§ AIM
From the entries below, copy out every line with "数轴上点" in it.
☆ ☆ ☆
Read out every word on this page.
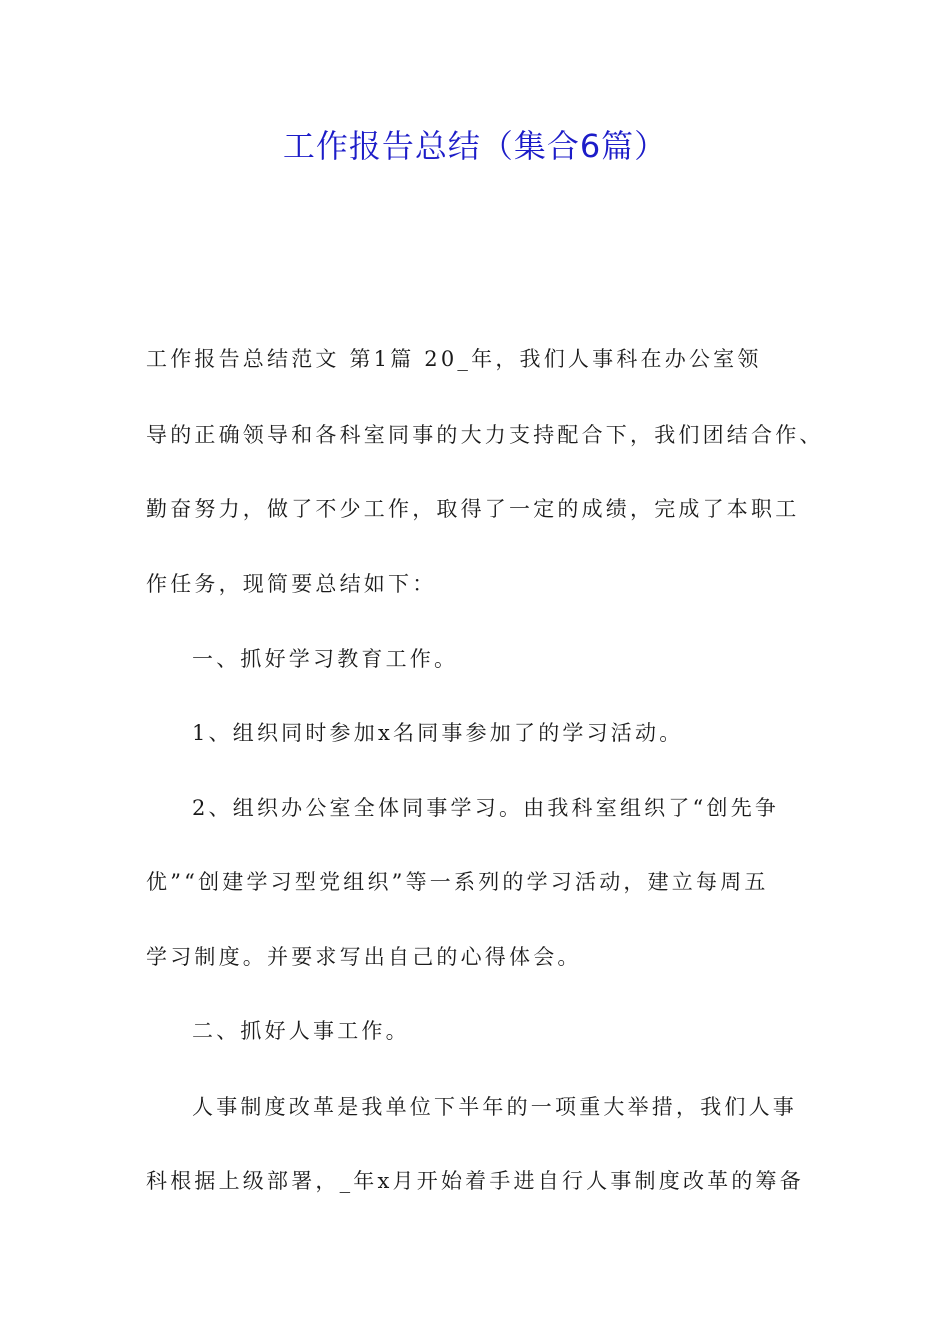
工作报告总结（集合6篇）
工作报告总结范文 第1篇 20_年，我们人事科在办公室领
导的正确领导和各科室同事的大力支持配合下，我们团结合作、
勤奋努力，做了不少工作，取得了一定的成绩，完成了本职工
作任务，现简要总结如下：
一、抓好学习教育工作。
1、组织同时参加x名同事参加了的学习活动。
2、组织办公室全体同事学习。由我科室组织了“创先争
优”“创建学习型党组织”等一系列的学习活动，建立每周五
学习制度。并要求写出自己的心得体会。
二、抓好人事工作。
人事制度改革是我单位下半年的一项重大举措，我们人事
科根据上级部署，_年x月开始着手进自行人事制度改革的筹备
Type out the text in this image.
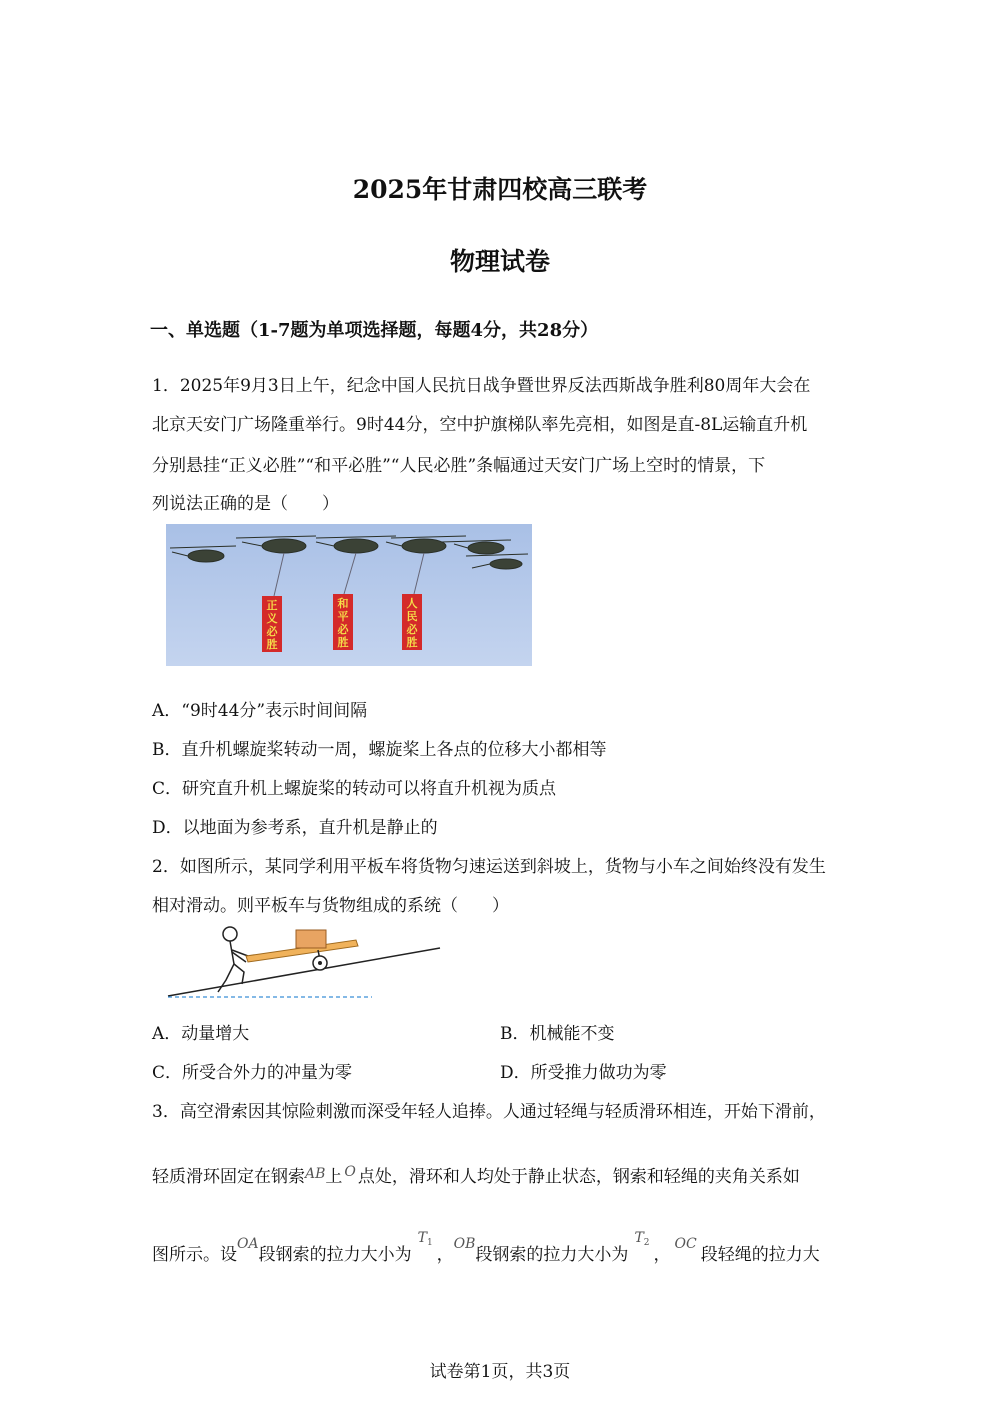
2025年甘肃四校高三联考
物理试卷
一、单选题（1-7题为单项选择题，每题4分，共28分）
1．2025年9月3日上午，纪念中国人民抗日战争暨世界反法西斯战争胜利80周年大会在
北京天安门广场隆重举行。9时44分，空中护旗梯队率先亮相，如图是直-8L运输直升机
分别悬挂“正义必胜”“和平必胜”“人民必胜”条幅通过天安门广场上空时的情景，下
列说法正确的是（　　）
正
义
必
胜
和
平
必
胜
人
民
必
胜
A．“9时44分”表示时间间隔
B．直升机螺旋桨转动一周，螺旋桨上各点的位移大小都相等
C．研究直升机上螺旋桨的转动可以将直升机视为质点
D．以地面为参考系，直升机是静止的
2．如图所示，某同学利用平板车将货物匀速运送到斜坡上，货物与小车之间始终没有发生
相对滑动。则平板车与货物组成的系统（　　）
A．动量增大	B．机械能不变
C．所受合外力的冲量为零	D．所受推力做功为零
3．高空滑索因其惊险刺激而深受年轻人追捧。人通过轻绳与轻质滑环相连，开始下滑前，
轻质滑环固定在钢索$^{AB}$上 $^O$ 点处，滑环和人均处于静止状态，钢索和轻绳的夹角关系如
图所示。设$^{OA}$段钢索的拉力大小为$^{T_1}$，$^{OB}$段钢索的拉力大小为$^{T_2}$，$^{OC}$段轻绳的拉力大
试卷第1页，共3页
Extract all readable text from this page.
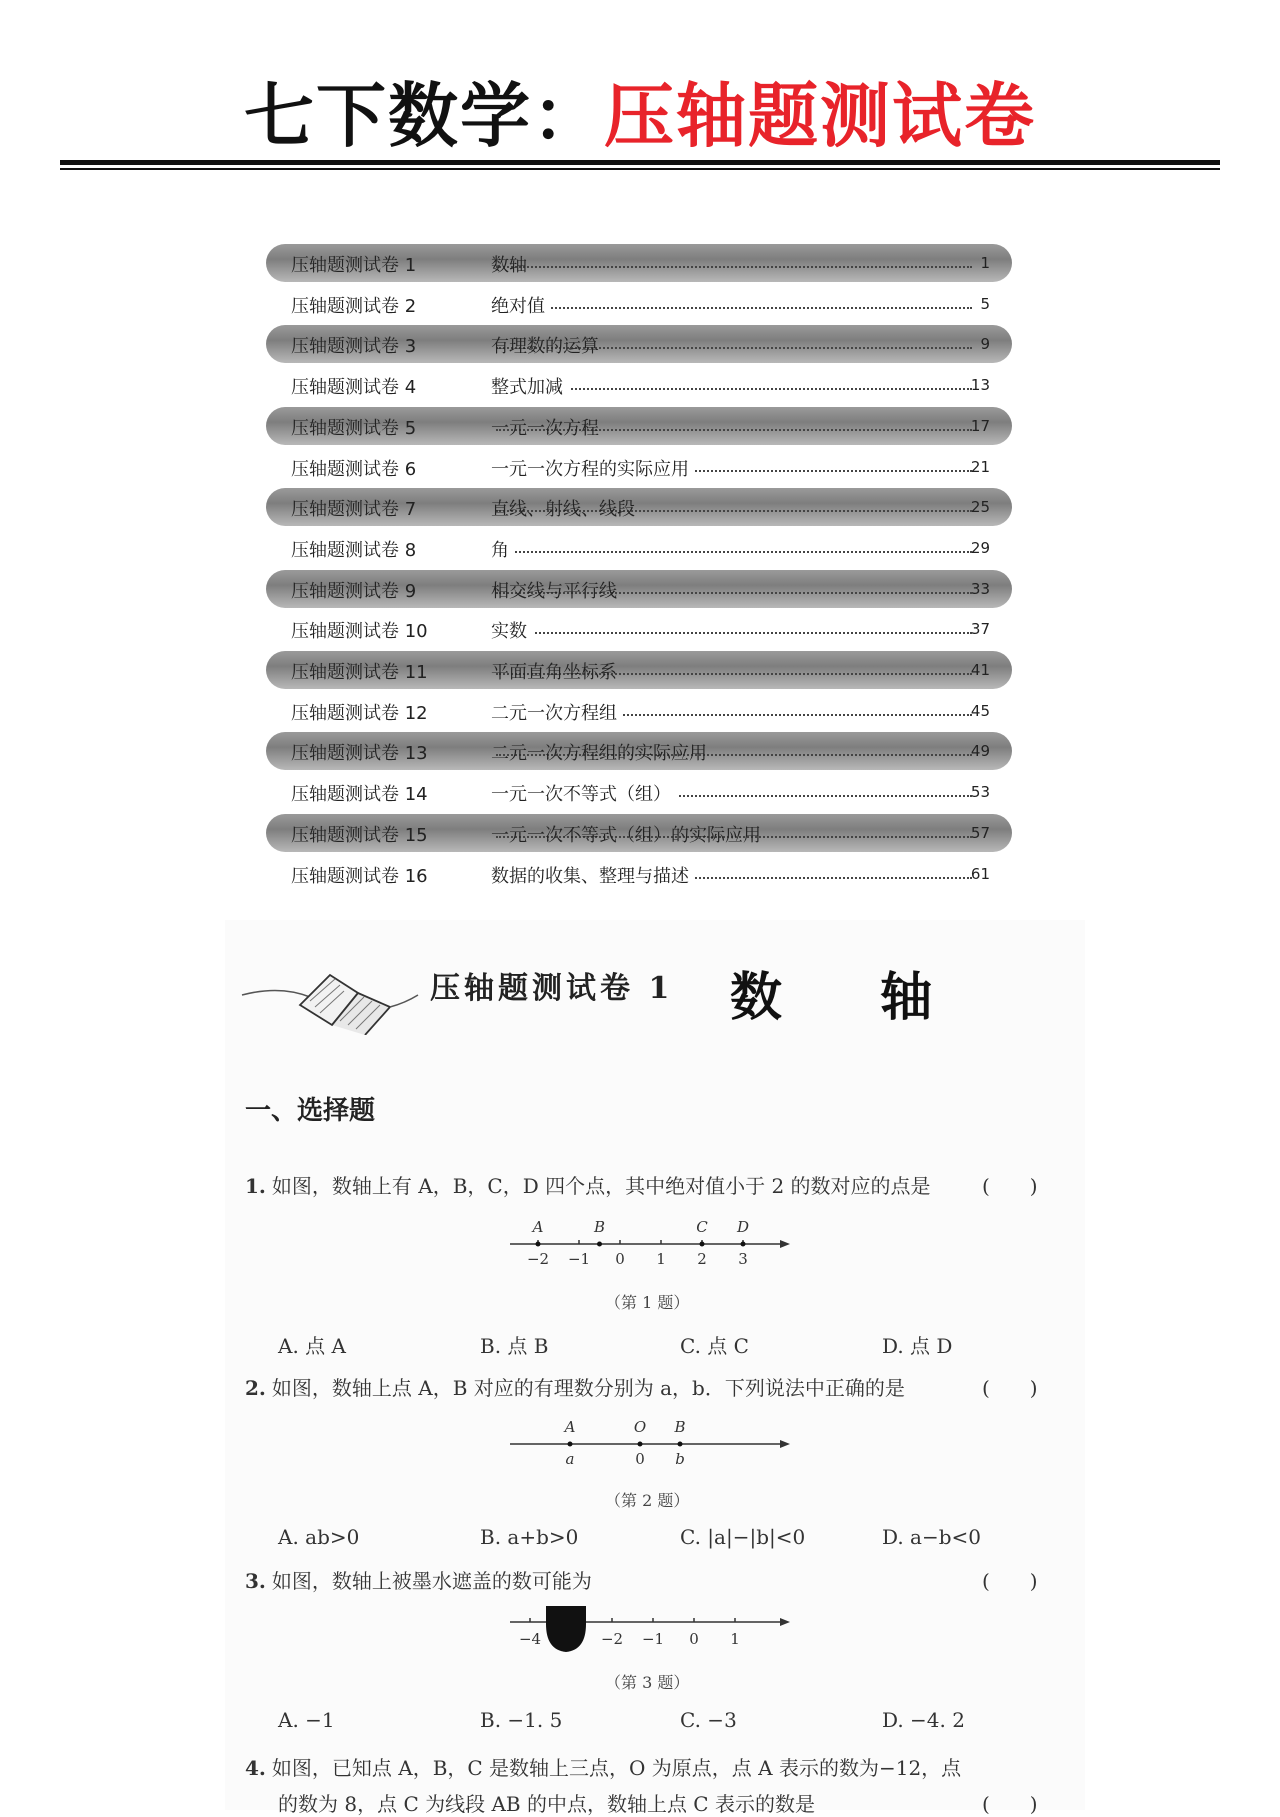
七下数学：压轴题测试卷
压轴题测试卷 1	数轴	1
压轴题测试卷 2	绝对值	5
压轴题测试卷 3	有理数的运算	9
压轴题测试卷 4	整式加减	13
压轴题测试卷 5	一元一次方程	17
压轴题测试卷 6	一元一次方程的实际应用	21
压轴题测试卷 7	直线、射线、线段	25
压轴题测试卷 8	角	29
压轴题测试卷 9	相交线与平行线	33
压轴题测试卷 10	实数	37
压轴题测试卷 11	平面直角坐标系	41
压轴题测试卷 12	二元一次方程组	45
压轴题测试卷 13	二元一次方程组的实际应用	49
压轴题测试卷 14	一元一次不等式（组）	53
压轴题测试卷 15	一元一次不等式（组）的实际应用	57
压轴题测试卷 16	数据的收集、整理与描述	61
压轴题测试卷 1 数 轴
一、选择题
1. 如图，数轴上有 A，B，C，D 四个点，其中绝对值小于 2 的数对应的点是	(　　)
−2 −1 0 1 2 3
A	B	C D
（第 1 题）
A. 点 A	B. 点 B	C. 点 C	D. 点 D
2. 如图，数轴上点 A，B 对应的有理数分别为 a，b．下列说法中正确的是	(　　)
A
a
O
0
B
b
（第 2 题）
A. ab>0	B. a+b>0	C. |a|−|b|<0	D. a−b<0
3. 如图，数轴上被墨水遮盖的数可能为	(　　)
−4	−2 −1 0 1
（第 3 题）
A. −1	B. −1. 5	C. −3	D. −4. 2
4. 如图，已知点 A，B，C 是数轴上三点，O 为原点，点 A 表示的数为−12，点
的数为 8，点 C 为线段 AB 的中点，数轴上点 C 表示的数是	(　　)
☆ ☆ ☆
§ SOLUTION
2. 如图，数轴上点 A，B 对应的有理数分别为 a，b．下列说法中正确的是	(　　)
的数为 8，点 C 为线段 AB 的中点，数轴上点 C 表示的数是	(　　)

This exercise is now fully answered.